**DATA PROVIDED**
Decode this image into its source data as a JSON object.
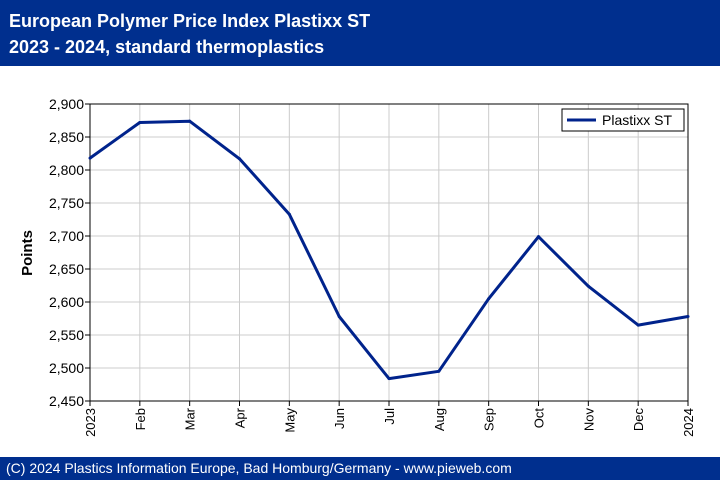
{
  "header": {
    "title_line1": "European Polymer Price Index Plastixx ST",
    "title_line2": "2023 - 2024, standard thermoplastics",
    "background": "#002f8e"
  },
  "footer": {
    "text": "(C) 2024 Plastics Information Europe, Bad Homburg/Germany - www.pieweb.com"
  },
  "chart_data": {
    "type": "line",
    "title": "European Polymer Price Index Plastixx ST",
    "subtitle": "2023 - 2024, standard thermoplastics",
    "xlabel": "",
    "ylabel": "Points",
    "categories": [
      "2023",
      "Feb",
      "Mar",
      "Apr",
      "May",
      "Jun",
      "Jul",
      "Aug",
      "Sep",
      "Oct",
      "Nov",
      "Dec",
      "2024"
    ],
    "series": [
      {
        "name": "Plastixx ST",
        "color": "#00238c",
        "values": [
          2818,
          2872,
          2874,
          2817,
          2733,
          2578,
          2484,
          2495,
          2605,
          2699,
          2624,
          2565,
          2578
        ]
      }
    ],
    "ylim": [
      2450,
      2900
    ],
    "yticks": [
      2450,
      2500,
      2550,
      2600,
      2650,
      2700,
      2750,
      2800,
      2850,
      2900
    ],
    "ytick_labels": [
      "2,450",
      "2,500",
      "2,550",
      "2,600",
      "2,650",
      "2,700",
      "2,750",
      "2,800",
      "2,850",
      "2,900"
    ],
    "grid": true,
    "legend": "top-right"
  }
}
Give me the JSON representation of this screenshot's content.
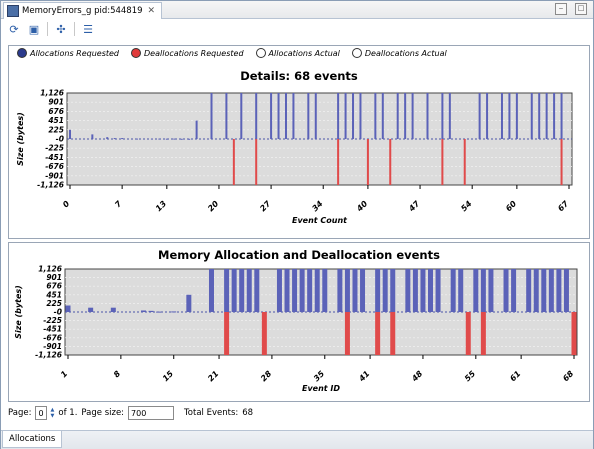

**SET TASK**
Read through the entries and copy each line in which "standard" appears.

**IN RESPONSE**
    "title_line2": "2023 - 2024, standard thermoplastics",
    "subtitle": "2023 - 2024, standard thermoplastics",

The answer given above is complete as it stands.